#### Exercise prompt:
Collect each line containing "What".

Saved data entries

START

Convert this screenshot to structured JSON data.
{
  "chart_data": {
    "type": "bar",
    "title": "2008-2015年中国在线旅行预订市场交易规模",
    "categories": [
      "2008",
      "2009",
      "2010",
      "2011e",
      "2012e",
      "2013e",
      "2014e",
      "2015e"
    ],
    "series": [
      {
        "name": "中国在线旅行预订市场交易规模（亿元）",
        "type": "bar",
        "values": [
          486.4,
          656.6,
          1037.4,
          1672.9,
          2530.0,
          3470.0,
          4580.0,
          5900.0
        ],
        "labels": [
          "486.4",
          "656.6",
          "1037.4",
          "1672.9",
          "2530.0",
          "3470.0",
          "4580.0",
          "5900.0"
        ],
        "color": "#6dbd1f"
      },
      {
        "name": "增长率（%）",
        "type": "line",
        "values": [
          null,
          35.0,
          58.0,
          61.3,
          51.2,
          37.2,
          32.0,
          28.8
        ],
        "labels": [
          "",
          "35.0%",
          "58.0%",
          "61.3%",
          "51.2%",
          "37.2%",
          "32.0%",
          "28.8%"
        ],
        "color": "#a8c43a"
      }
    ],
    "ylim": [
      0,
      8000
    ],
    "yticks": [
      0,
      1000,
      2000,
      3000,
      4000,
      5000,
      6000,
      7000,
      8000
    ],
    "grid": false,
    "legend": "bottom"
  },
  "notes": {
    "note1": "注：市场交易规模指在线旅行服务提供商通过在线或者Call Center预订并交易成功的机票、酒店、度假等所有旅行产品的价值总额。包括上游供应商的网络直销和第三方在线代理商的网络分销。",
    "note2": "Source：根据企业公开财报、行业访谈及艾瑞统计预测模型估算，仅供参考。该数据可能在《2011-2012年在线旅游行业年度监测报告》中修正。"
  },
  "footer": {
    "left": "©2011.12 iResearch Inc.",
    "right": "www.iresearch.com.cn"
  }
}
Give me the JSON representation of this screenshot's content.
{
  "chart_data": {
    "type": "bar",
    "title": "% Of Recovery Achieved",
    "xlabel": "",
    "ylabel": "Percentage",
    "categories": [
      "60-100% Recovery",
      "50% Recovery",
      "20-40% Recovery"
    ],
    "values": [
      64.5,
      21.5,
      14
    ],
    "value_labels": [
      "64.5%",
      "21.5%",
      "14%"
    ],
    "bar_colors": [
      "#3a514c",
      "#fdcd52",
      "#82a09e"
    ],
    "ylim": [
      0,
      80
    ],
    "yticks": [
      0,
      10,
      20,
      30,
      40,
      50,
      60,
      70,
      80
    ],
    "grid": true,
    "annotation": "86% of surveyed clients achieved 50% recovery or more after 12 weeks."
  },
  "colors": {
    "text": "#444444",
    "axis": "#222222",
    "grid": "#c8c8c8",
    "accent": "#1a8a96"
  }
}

END
START

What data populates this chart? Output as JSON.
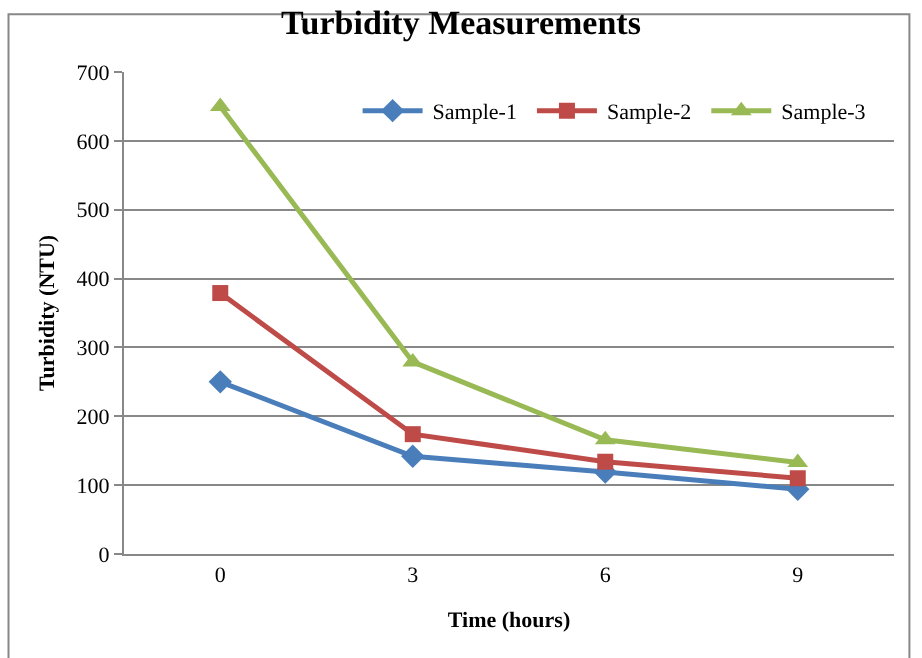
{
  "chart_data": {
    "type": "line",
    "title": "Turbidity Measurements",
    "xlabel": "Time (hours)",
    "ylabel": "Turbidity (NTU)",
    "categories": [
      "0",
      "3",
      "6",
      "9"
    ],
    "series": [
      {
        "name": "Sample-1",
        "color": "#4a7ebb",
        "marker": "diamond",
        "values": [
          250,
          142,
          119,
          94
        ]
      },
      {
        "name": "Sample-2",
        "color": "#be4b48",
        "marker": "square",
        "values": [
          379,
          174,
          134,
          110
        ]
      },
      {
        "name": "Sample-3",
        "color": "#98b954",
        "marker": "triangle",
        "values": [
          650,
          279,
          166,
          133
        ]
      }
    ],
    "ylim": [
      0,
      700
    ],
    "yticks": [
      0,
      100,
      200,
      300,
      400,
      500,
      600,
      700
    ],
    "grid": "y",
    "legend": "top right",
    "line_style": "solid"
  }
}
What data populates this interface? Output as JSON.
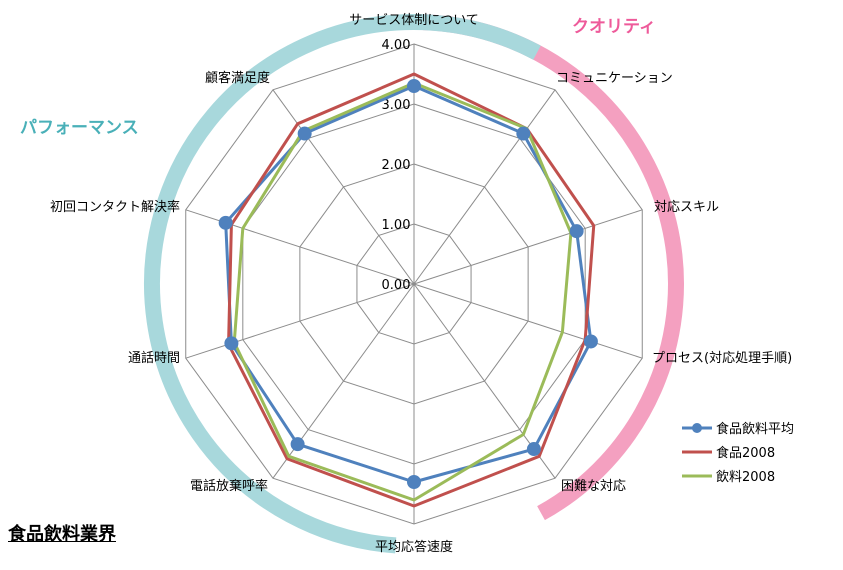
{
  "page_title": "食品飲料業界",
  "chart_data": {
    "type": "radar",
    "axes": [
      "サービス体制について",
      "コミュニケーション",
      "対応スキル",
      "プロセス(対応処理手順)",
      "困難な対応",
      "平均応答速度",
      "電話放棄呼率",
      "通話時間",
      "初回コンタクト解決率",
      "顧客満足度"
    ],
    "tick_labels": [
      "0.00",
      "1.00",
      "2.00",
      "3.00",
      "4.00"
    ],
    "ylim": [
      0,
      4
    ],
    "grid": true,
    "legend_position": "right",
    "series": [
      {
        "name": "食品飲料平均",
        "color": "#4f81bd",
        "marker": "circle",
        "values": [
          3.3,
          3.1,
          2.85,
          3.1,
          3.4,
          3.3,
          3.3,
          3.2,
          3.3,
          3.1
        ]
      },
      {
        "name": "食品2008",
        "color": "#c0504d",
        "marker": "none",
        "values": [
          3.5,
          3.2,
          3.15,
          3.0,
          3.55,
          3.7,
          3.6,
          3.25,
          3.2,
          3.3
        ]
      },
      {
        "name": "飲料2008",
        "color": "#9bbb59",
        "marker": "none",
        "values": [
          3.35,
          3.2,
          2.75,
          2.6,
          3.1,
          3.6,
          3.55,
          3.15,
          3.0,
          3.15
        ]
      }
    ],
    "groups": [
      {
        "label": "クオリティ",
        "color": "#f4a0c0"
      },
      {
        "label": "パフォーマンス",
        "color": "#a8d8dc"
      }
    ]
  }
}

END

#### Solution:
What data populates this chart? Output as JSON.
What data populates this interface? Output as JSON.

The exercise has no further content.